Reproduce every entry exactly, without alteration.

(Dataset entries)

━━━━━━

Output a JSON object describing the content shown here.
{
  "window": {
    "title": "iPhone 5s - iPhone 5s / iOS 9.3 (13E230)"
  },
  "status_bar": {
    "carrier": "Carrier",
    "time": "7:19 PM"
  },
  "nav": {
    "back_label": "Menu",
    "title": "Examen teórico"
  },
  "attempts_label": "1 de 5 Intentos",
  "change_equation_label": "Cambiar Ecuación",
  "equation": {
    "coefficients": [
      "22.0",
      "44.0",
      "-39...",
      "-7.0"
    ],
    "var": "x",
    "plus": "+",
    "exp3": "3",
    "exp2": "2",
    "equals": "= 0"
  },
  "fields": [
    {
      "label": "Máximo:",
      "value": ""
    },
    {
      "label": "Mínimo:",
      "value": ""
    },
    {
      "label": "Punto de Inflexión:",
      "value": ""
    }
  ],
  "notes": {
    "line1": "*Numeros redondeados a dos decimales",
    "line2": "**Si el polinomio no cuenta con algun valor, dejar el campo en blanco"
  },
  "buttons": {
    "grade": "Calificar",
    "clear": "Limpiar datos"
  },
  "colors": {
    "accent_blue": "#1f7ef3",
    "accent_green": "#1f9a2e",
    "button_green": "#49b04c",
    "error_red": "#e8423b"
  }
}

━━━━━━

FINISHED TASK
Output a JSON object describing the content shown here.
{
  "window": {
    "title": "iPhone 5s - iPhone 5s / iOS 9.3 (13E230)"
  },
  "status_bar": {
    "carrier": "Carrier",
    "time": "7:19 PM"
  },
  "nav": {
    "back_label": "Menu",
    "title": "Examen teórico"
  },
  "attempts_label": "1 de 5 Intentos",
  "change_equation_label": "Cambiar Ecuación",
  "equation": {
    "coefficients": [
      "22.0",
      "44.0",
      "-39...",
      "-7.0"
    ],
    "var": "x",
    "plus": "+",
    "exp3": "3",
    "exp2": "2",
    "equals": "= 0"
  },
  "fields": [
    {
      "label": "Máximo:",
      "value": ""
    },
    {
      "label": "Mínimo:",
      "value": ""
    },
    {
      "label": "Punto de Inflexión:",
      "value": ""
    }
  ],
  "notes": {
    "line1": "*Numeros redondeados a dos decimales",
    "line2": "**Si el polinomio no cuenta con algun valor, dejar el campo en blanco"
  },
  "buttons": {
    "grade": "Calificar",
    "clear": "Limpiar datos"
  },
  "colors": {
    "accent_blue": "#1f7ef3",
    "accent_green": "#1f9a2e",
    "button_green": "#49b04c",
    "error_red": "#e8423b"
  }
}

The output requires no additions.